* **Direction**:
Find every line in the records below that holds the word "Вершина", and copy it out.

(Extracted records)
● ● ●

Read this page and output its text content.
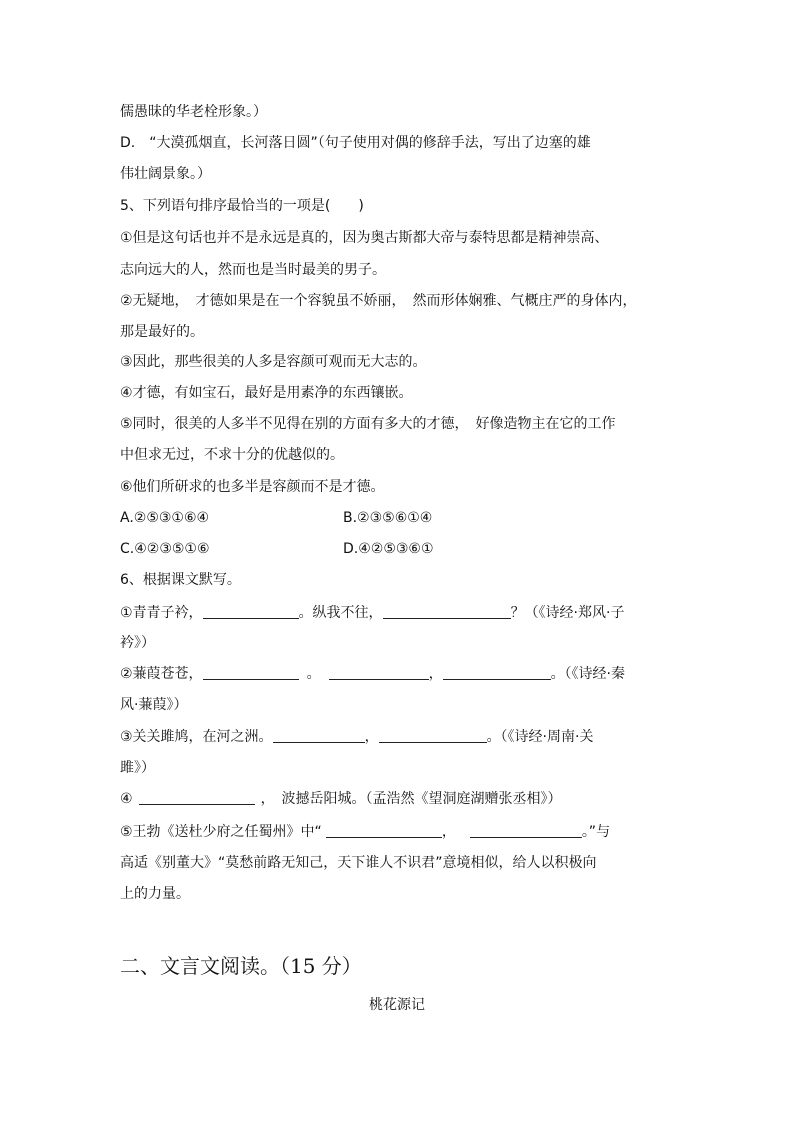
儒愚昧的华老栓形象。）
D.　“大漠孤烟直，长河落日圆”（句子使用对偶的修辞手法，写出了边塞的雄
伟壮阔景象。）
5、下列语句排序最恰当的一项是(　　)
①但是这句话也并不是永远是真的，因为奥古斯都大帝与泰特思都是精神崇高、
志向远大的人，然而也是当时最美的男子。
②无疑地，　才德如果是在一个容貌虽不娇丽，　然而形体娴雅、气概庄严的身体内，
那是最好的。
③因此，那些很美的人多是容颜可观而无大志的。
④才德，有如宝石，最好是用素净的东西镶嵌。
⑤同时，很美的人多半不见得在别的方面有多大的才德，　好像造物主在它的工作
中但求无过，不求十分的优越似的。
⑥他们所研求的也多半是容颜而不是才德。
A.②⑤③①⑥④	B.②③⑤⑥①④
C.④②③⑤①⑥	D.④②⑤③⑥①
6、根据课文默写。
①青青子衿，	。纵我不往，	？（《诗经·郑风·子
衿》）
②蒹葭苍苍，	。	，	。（《诗经·秦
风·蒹葭》）
③关关雎鸠，在河之洲。	，	。（《诗经·周南·关
雎》）
④	，　波撼岳阳城。（孟浩然《望洞庭湖赠张丞相》）
⑤王勃《送杜少府之任蜀州》中“	，	。”与
高适《别董大》“莫愁前路无知己，天下谁人不识君”意境相似，给人以积极向
上的力量。
二、文言文阅读。（15 分）
桃花源记
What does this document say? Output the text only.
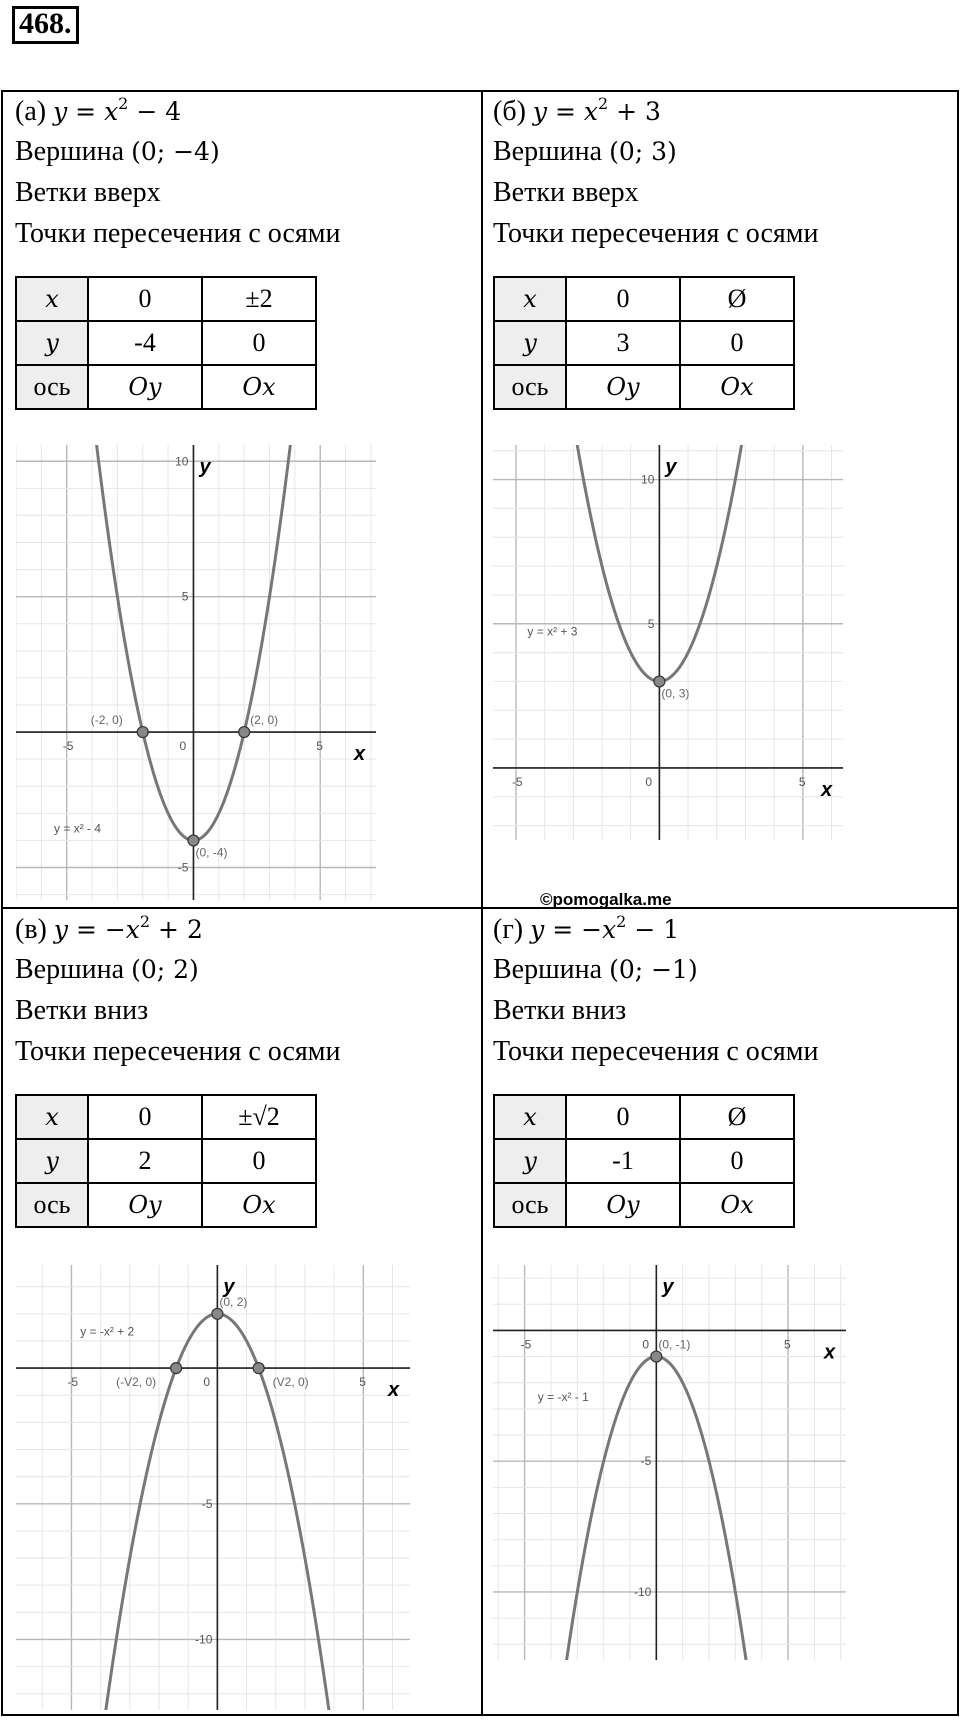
468.
©pomogalka.me
(а) $y = x^2 - 4$
Вершина (0; −4)
Ветки вверх
Точки пересечения с осями
x	0	±2
y	-4	0
ось	Oy	Ox
-5	0	5
10
5
-5
x
y
y = x² - 4
(-2, 0)	(2, 0)
(0, -4)
(б) $y = x^2 + 3$
Вершина (0; 3)
Ветки вверх
Точки пересечения с осями
x	0	Ø
y	3	0
ось	Oy	Ox
-5	0	5
10
5
x
y
y = x² + 3
(0, 3)
(в) $y = -x^2 + 2$
Вершина (0; 2)
Ветки вниз
Точки пересечения с осями
x	0	±√2
y	2	0
ось	Oy	Ox
-5	0	5
-5
-10
x
y
y = -x² + 2
(0, 2)
(-V2, 0)	(V2, 0)
(г) $y = -x^2 - 1$
Вершина (0; −1)
Ветки вниз
Точки пересечения с осями
x	0	Ø
y	-1	0
ось	Oy	Ox
-5	0	5
-5
-10
x
y
y = -x² - 1
(0, -1)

● ● ●

* **Solution for this problem**:
Вершина (0; −4)
Вершина (0; 3)
Вершина (0; 2)
Вершина (0; −1)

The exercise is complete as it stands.